DIRECTIVE | Output every entry exactly as written, but omit the pictures.

[A run of records]
----------

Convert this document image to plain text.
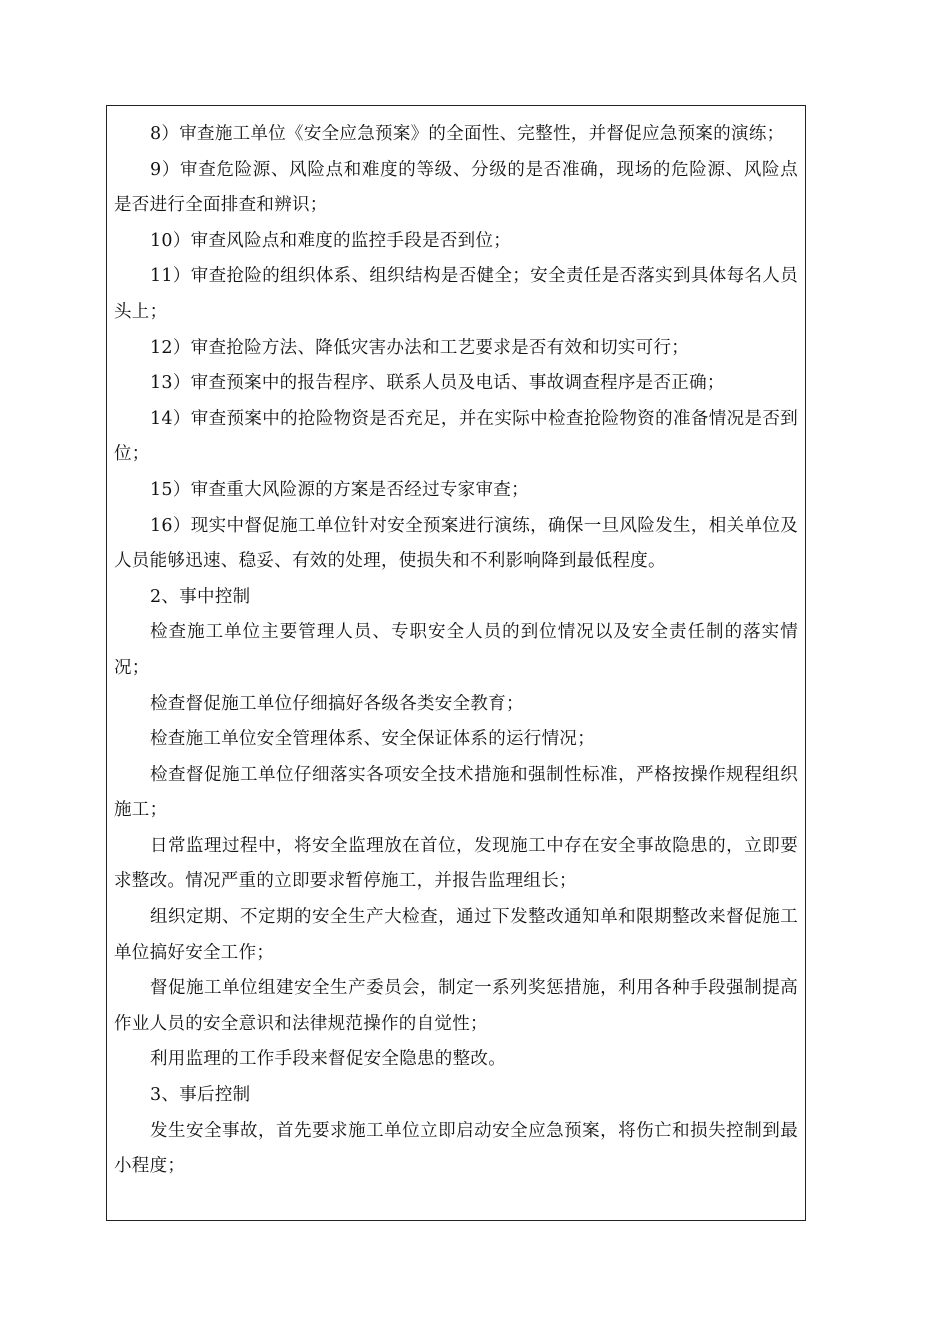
8）审查施工单位《安全应急预案》的全面性、完整性，并督促应急预案的演练；

9）审查危险源、风险点和难度的等级、分级的是否准确，现场的危险源、风险点是否进行全面排查和辨识；

10）审查风险点和难度的监控手段是否到位；

11）审查抢险的组织体系、组织结构是否健全；安全责任是否落实到具体每名人员头上；

12）审查抢险方法、降低灾害办法和工艺要求是否有效和切实可行；

13）审查预案中的报告程序、联系人员及电话、事故调查程序是否正确；

14）审查预案中的抢险物资是否充足，并在实际中检查抢险物资的准备情况是否到位；

15）审查重大风险源的方案是否经过专家审查；

16）现实中督促施工单位针对安全预案进行演练，确保一旦风险发生，相关单位及人员能够迅速、稳妥、有效的处理，使损失和不利影响降到最低程度。

2、事中控制

检查施工单位主要管理人员、专职安全人员的到位情况以及安全责任制的落实情况；

检查督促施工单位仔细搞好各级各类安全教育；

检查施工单位安全管理体系、安全保证体系的运行情况；

检查督促施工单位仔细落实各项安全技术措施和强制性标准，严格按操作规程组织施工；

日常监理过程中，将安全监理放在首位，发现施工中存在安全事故隐患的，立即要求整改。情况严重的立即要求暂停施工，并报告监理组长；

组织定期、不定期的安全生产大检查，通过下发整改通知单和限期整改来督促施工单位搞好安全工作；

督促施工单位组建安全生产委员会，制定一系列奖惩措施，利用各种手段强制提高作业人员的安全意识和法律规范操作的自觉性；

利用监理的工作手段来督促安全隐患的整改。

3、事后控制

发生安全事故，首先要求施工单位立即启动安全应急预案，将伤亡和损失控制到最小程度；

----------

RESPONSE TO THE EXERCISE |
Convert this document image to plain text.
8）审查施工单位《安全应急预案》的全面性、完整性，并督促应急预案的演练；

9）审查危险源、风险点和难度的等级、分级的是否准确，现场的危险源、风险点是否进行全面排查和辨识；

10）审查风险点和难度的监控手段是否到位；

11）审查抢险的组织体系、组织结构是否健全；安全责任是否落实到具体每名人员头上；

12）审查抢险方法、降低灾害办法和工艺要求是否有效和切实可行；

13）审查预案中的报告程序、联系人员及电话、事故调查程序是否正确；

14）审查预案中的抢险物资是否充足，并在实际中检查抢险物资的准备情况是否到位；

15）审查重大风险源的方案是否经过专家审查；

16）现实中督促施工单位针对安全预案进行演练，确保一旦风险发生，相关单位及人员能够迅速、稳妥、有效的处理，使损失和不利影响降到最低程度。

2、事中控制

检查施工单位主要管理人员、专职安全人员的到位情况以及安全责任制的落实情况；

检查督促施工单位仔细搞好各级各类安全教育；

检查施工单位安全管理体系、安全保证体系的运行情况；

检查督促施工单位仔细落实各项安全技术措施和强制性标准，严格按操作规程组织施工；

日常监理过程中，将安全监理放在首位，发现施工中存在安全事故隐患的，立即要求整改。情况严重的立即要求暂停施工，并报告监理组长；

组织定期、不定期的安全生产大检查，通过下发整改通知单和限期整改来督促施工单位搞好安全工作；

督促施工单位组建安全生产委员会，制定一系列奖惩措施，利用各种手段强制提高作业人员的安全意识和法律规范操作的自觉性；

利用监理的工作手段来督促安全隐患的整改。

3、事后控制

发生安全事故，首先要求施工单位立即启动安全应急预案，将伤亡和损失控制到最小程度；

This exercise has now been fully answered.